#### Records supplied

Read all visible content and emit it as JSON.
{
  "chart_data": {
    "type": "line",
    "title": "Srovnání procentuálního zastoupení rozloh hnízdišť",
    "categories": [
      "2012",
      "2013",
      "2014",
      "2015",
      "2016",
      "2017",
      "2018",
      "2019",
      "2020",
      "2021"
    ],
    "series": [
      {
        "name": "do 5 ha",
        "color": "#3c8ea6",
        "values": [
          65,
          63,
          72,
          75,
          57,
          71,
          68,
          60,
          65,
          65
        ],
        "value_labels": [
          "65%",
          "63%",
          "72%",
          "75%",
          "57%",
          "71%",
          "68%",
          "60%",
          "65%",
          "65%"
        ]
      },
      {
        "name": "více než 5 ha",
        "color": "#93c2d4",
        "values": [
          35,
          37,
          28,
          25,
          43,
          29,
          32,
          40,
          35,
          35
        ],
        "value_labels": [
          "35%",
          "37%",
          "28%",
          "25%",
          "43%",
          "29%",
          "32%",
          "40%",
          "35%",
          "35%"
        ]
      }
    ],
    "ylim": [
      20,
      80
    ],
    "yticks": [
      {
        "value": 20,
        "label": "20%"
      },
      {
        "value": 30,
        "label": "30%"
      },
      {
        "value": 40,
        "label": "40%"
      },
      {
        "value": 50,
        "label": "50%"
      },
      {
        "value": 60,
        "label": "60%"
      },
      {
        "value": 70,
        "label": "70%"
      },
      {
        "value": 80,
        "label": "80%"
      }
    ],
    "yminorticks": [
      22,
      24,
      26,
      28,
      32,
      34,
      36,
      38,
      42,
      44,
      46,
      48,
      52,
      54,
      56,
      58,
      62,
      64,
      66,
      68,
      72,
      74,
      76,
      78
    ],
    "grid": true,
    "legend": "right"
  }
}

########

* [What you will do]:
Extract every entry above as it appears.

* [Output of the exercise]:
Read all visible content and emit it as JSON.
{
  "chart_data": {
    "type": "line",
    "title": "Srovnání procentuálního zastoupení rozloh hnízdišť",
    "categories": [
      "2012",
      "2013",
      "2014",
      "2015",
      "2016",
      "2017",
      "2018",
      "2019",
      "2020",
      "2021"
    ],
    "series": [
      {
        "name": "do 5 ha",
        "color": "#3c8ea6",
        "values": [
          65,
          63,
          72,
          75,
          57,
          71,
          68,
          60,
          65,
          65
        ],
        "value_labels": [
          "65%",
          "63%",
          "72%",
          "75%",
          "57%",
          "71%",
          "68%",
          "60%",
          "65%",
          "65%"
        ]
      },
      {
        "name": "více než 5 ha",
        "color": "#93c2d4",
        "values": [
          35,
          37,
          28,
          25,
          43,
          29,
          32,
          40,
          35,
          35
        ],
        "value_labels": [
          "35%",
          "37%",
          "28%",
          "25%",
          "43%",
          "29%",
          "32%",
          "40%",
          "35%",
          "35%"
        ]
      }
    ],
    "ylim": [
      20,
      80
    ],
    "yticks": [
      {
        "value": 20,
        "label": "20%"
      },
      {
        "value": 30,
        "label": "30%"
      },
      {
        "value": 40,
        "label": "40%"
      },
      {
        "value": 50,
        "label": "50%"
      },
      {
        "value": 60,
        "label": "60%"
      },
      {
        "value": 70,
        "label": "70%"
      },
      {
        "value": 80,
        "label": "80%"
      }
    ],
    "yminorticks": [
      22,
      24,
      26,
      28,
      32,
      34,
      36,
      38,
      42,
      44,
      46,
      48,
      52,
      54,
      56,
      58,
      62,
      64,
      66,
      68,
      72,
      74,
      76,
      78
    ],
    "grid": true,
    "legend": "right"
  }
}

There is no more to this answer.